Short exercise -> Transcribe all of the records precisely as they are presented.

Listed records ->
________
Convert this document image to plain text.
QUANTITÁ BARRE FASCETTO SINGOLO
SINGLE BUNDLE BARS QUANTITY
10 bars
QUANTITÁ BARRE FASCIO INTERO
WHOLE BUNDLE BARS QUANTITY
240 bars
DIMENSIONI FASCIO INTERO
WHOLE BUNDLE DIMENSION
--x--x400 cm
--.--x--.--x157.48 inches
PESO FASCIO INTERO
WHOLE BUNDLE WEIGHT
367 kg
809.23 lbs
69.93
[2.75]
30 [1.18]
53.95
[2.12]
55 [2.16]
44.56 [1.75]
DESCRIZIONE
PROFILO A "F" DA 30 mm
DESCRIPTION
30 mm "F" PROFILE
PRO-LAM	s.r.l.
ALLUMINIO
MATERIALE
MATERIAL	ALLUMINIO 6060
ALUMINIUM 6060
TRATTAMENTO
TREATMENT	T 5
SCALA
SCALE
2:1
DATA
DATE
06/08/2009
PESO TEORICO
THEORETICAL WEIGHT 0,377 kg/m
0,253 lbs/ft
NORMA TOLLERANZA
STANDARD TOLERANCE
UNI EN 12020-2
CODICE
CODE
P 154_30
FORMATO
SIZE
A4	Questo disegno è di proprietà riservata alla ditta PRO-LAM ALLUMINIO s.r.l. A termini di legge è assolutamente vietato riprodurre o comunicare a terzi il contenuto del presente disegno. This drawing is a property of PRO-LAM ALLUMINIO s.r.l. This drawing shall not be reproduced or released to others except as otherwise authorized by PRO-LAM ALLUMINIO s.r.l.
________
Output of the task ->
Convert this document image to plain text.
QUANTITÁ BARRE FASCETTO SINGOLO
SINGLE BUNDLE BARS QUANTITY
10 bars
QUANTITÁ BARRE FASCIO INTERO
WHOLE BUNDLE BARS QUANTITY
240 bars
DIMENSIONI FASCIO INTERO
WHOLE BUNDLE DIMENSION
--x--x400 cm
--.--x--.--x157.48 inches
PESO FASCIO INTERO
WHOLE BUNDLE WEIGHT
367 kg
809.23 lbs
69.93
[2.75]
30 [1.18]
53.95
[2.12]
55 [2.16]
44.56 [1.75]
DESCRIZIONE
PROFILO A "F" DA 30 mm
DESCRIPTION
30 mm "F" PROFILE
PRO-LAM	s.r.l.
ALLUMINIO
MATERIALE
MATERIAL	ALLUMINIO 6060
ALUMINIUM 6060
TRATTAMENTO
TREATMENT	T 5
SCALA
SCALE
2:1
DATA
DATE
06/08/2009
PESO TEORICO
THEORETICAL WEIGHT 0,377 kg/m
0,253 lbs/ft
NORMA TOLLERANZA
STANDARD TOLERANCE
UNI EN 12020-2
CODICE
CODE
P 154_30
FORMATO
SIZE
A4	Questo disegno è di proprietà riservata alla ditta PRO-LAM ALLUMINIO s.r.l. A termini di legge è assolutamente vietato riprodurre o comunicare a terzi il contenuto del presente disegno. This drawing is a property of PRO-LAM ALLUMINIO s.r.l. This drawing shall not be reproduced or released to others except as otherwise authorized by PRO-LAM ALLUMINIO s.r.l.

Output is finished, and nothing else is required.